▶ Task brief
Exactly as they appear, output all of the entries.
□ □ □ □ □
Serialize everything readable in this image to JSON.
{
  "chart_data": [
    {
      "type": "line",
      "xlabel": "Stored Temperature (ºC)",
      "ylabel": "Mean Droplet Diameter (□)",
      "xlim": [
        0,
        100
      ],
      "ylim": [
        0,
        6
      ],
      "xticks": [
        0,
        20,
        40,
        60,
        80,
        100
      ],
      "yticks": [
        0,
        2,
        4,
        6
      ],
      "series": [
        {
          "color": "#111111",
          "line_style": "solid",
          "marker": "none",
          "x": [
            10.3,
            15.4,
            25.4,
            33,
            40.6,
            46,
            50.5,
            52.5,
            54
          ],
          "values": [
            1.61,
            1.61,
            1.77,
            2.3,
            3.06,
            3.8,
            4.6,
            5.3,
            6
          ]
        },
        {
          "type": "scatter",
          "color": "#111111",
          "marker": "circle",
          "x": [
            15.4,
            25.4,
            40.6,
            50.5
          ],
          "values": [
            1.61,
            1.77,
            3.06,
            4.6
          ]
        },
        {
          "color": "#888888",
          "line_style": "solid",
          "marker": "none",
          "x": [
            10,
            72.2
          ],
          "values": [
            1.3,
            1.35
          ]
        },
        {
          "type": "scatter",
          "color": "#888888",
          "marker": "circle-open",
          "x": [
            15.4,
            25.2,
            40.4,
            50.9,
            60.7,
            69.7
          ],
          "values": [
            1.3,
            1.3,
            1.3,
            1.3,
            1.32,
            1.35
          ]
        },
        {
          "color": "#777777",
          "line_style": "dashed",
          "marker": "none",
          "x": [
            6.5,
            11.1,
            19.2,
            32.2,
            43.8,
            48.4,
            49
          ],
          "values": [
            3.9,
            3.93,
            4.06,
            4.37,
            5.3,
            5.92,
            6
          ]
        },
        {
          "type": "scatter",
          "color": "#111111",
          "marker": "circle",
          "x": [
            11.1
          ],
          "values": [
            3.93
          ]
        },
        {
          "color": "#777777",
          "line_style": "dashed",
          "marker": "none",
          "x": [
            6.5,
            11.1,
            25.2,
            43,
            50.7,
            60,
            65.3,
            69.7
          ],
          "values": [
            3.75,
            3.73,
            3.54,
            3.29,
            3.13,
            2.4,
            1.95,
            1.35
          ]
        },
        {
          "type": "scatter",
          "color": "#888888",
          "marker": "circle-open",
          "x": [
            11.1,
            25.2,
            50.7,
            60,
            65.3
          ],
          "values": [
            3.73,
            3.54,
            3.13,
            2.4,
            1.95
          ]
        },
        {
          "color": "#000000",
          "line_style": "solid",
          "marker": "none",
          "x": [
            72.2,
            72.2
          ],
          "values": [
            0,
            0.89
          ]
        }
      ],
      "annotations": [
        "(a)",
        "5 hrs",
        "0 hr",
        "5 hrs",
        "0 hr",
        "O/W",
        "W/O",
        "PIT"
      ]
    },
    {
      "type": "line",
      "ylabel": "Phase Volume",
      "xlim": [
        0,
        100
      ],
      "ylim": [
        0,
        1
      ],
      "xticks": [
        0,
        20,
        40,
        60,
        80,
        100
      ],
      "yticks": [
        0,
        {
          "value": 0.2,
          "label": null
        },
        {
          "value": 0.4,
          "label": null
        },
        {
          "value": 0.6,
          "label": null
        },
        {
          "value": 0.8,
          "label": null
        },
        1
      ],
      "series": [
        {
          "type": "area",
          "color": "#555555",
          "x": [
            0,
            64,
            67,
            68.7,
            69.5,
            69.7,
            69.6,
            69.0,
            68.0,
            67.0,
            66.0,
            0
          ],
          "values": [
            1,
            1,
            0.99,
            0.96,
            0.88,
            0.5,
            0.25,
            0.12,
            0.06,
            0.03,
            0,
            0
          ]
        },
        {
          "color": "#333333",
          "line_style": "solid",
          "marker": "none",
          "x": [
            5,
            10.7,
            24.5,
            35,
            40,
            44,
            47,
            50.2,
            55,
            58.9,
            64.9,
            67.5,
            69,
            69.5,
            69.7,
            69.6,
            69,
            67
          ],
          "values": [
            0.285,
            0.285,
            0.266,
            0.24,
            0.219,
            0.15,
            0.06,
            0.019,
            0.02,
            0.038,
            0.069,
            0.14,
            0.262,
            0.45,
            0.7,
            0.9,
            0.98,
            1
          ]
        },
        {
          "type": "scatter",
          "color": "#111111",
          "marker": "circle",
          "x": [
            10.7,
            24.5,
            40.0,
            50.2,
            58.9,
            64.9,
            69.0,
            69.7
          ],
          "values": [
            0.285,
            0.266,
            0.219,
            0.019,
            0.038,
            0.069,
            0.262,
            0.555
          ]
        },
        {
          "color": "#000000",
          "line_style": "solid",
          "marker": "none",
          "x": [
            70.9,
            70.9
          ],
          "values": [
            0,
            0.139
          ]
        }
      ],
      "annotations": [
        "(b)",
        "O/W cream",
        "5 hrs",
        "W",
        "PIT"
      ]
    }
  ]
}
□ □ □ □ □
▶ Completed task
Serialize everything readable in this image to JSON.
{
  "chart_data": [
    {
      "type": "line",
      "xlabel": "Stored Temperature (ºC)",
      "ylabel": "Mean Droplet Diameter (□)",
      "xlim": [
        0,
        100
      ],
      "ylim": [
        0,
        6
      ],
      "xticks": [
        0,
        20,
        40,
        60,
        80,
        100
      ],
      "yticks": [
        0,
        2,
        4,
        6
      ],
      "series": [
        {
          "color": "#111111",
          "line_style": "solid",
          "marker": "none",
          "x": [
            10.3,
            15.4,
            25.4,
            33,
            40.6,
            46,
            50.5,
            52.5,
            54
          ],
          "values": [
            1.61,
            1.61,
            1.77,
            2.3,
            3.06,
            3.8,
            4.6,
            5.3,
            6
          ]
        },
        {
          "type": "scatter",
          "color": "#111111",
          "marker": "circle",
          "x": [
            15.4,
            25.4,
            40.6,
            50.5
          ],
          "values": [
            1.61,
            1.77,
            3.06,
            4.6
          ]
        },
        {
          "color": "#888888",
          "line_style": "solid",
          "marker": "none",
          "x": [
            10,
            72.2
          ],
          "values": [
            1.3,
            1.35
          ]
        },
        {
          "type": "scatter",
          "color": "#888888",
          "marker": "circle-open",
          "x": [
            15.4,
            25.2,
            40.4,
            50.9,
            60.7,
            69.7
          ],
          "values": [
            1.3,
            1.3,
            1.3,
            1.3,
            1.32,
            1.35
          ]
        },
        {
          "color": "#777777",
          "line_style": "dashed",
          "marker": "none",
          "x": [
            6.5,
            11.1,
            19.2,
            32.2,
            43.8,
            48.4,
            49
          ],
          "values": [
            3.9,
            3.93,
            4.06,
            4.37,
            5.3,
            5.92,
            6
          ]
        },
        {
          "type": "scatter",
          "color": "#111111",
          "marker": "circle",
          "x": [
            11.1
          ],
          "values": [
            3.93
          ]
        },
        {
          "color": "#777777",
          "line_style": "dashed",
          "marker": "none",
          "x": [
            6.5,
            11.1,
            25.2,
            43,
            50.7,
            60,
            65.3,
            69.7
          ],
          "values": [
            3.75,
            3.73,
            3.54,
            3.29,
            3.13,
            2.4,
            1.95,
            1.35
          ]
        },
        {
          "type": "scatter",
          "color": "#888888",
          "marker": "circle-open",
          "x": [
            11.1,
            25.2,
            50.7,
            60,
            65.3
          ],
          "values": [
            3.73,
            3.54,
            3.13,
            2.4,
            1.95
          ]
        },
        {
          "color": "#000000",
          "line_style": "solid",
          "marker": "none",
          "x": [
            72.2,
            72.2
          ],
          "values": [
            0,
            0.89
          ]
        }
      ],
      "annotations": [
        "(a)",
        "5 hrs",
        "0 hr",
        "5 hrs",
        "0 hr",
        "O/W",
        "W/O",
        "PIT"
      ]
    },
    {
      "type": "line",
      "ylabel": "Phase Volume",
      "xlim": [
        0,
        100
      ],
      "ylim": [
        0,
        1
      ],
      "xticks": [
        0,
        20,
        40,
        60,
        80,
        100
      ],
      "yticks": [
        0,
        {
          "value": 0.2,
          "label": null
        },
        {
          "value": 0.4,
          "label": null
        },
        {
          "value": 0.6,
          "label": null
        },
        {
          "value": 0.8,
          "label": null
        },
        1
      ],
      "series": [
        {
          "type": "area",
          "color": "#555555",
          "x": [
            0,
            64,
            67,
            68.7,
            69.5,
            69.7,
            69.6,
            69.0,
            68.0,
            67.0,
            66.0,
            0
          ],
          "values": [
            1,
            1,
            0.99,
            0.96,
            0.88,
            0.5,
            0.25,
            0.12,
            0.06,
            0.03,
            0,
            0
          ]
        },
        {
          "color": "#333333",
          "line_style": "solid",
          "marker": "none",
          "x": [
            5,
            10.7,
            24.5,
            35,
            40,
            44,
            47,
            50.2,
            55,
            58.9,
            64.9,
            67.5,
            69,
            69.5,
            69.7,
            69.6,
            69,
            67
          ],
          "values": [
            0.285,
            0.285,
            0.266,
            0.24,
            0.219,
            0.15,
            0.06,
            0.019,
            0.02,
            0.038,
            0.069,
            0.14,
            0.262,
            0.45,
            0.7,
            0.9,
            0.98,
            1
          ]
        },
        {
          "type": "scatter",
          "color": "#111111",
          "marker": "circle",
          "x": [
            10.7,
            24.5,
            40.0,
            50.2,
            58.9,
            64.9,
            69.0,
            69.7
          ],
          "values": [
            0.285,
            0.266,
            0.219,
            0.019,
            0.038,
            0.069,
            0.262,
            0.555
          ]
        },
        {
          "color": "#000000",
          "line_style": "solid",
          "marker": "none",
          "x": [
            70.9,
            70.9
          ],
          "values": [
            0,
            0.139
          ]
        }
      ],
      "annotations": [
        "(b)",
        "O/W cream",
        "5 hrs",
        "W",
        "PIT"
      ]
    }
  ]
}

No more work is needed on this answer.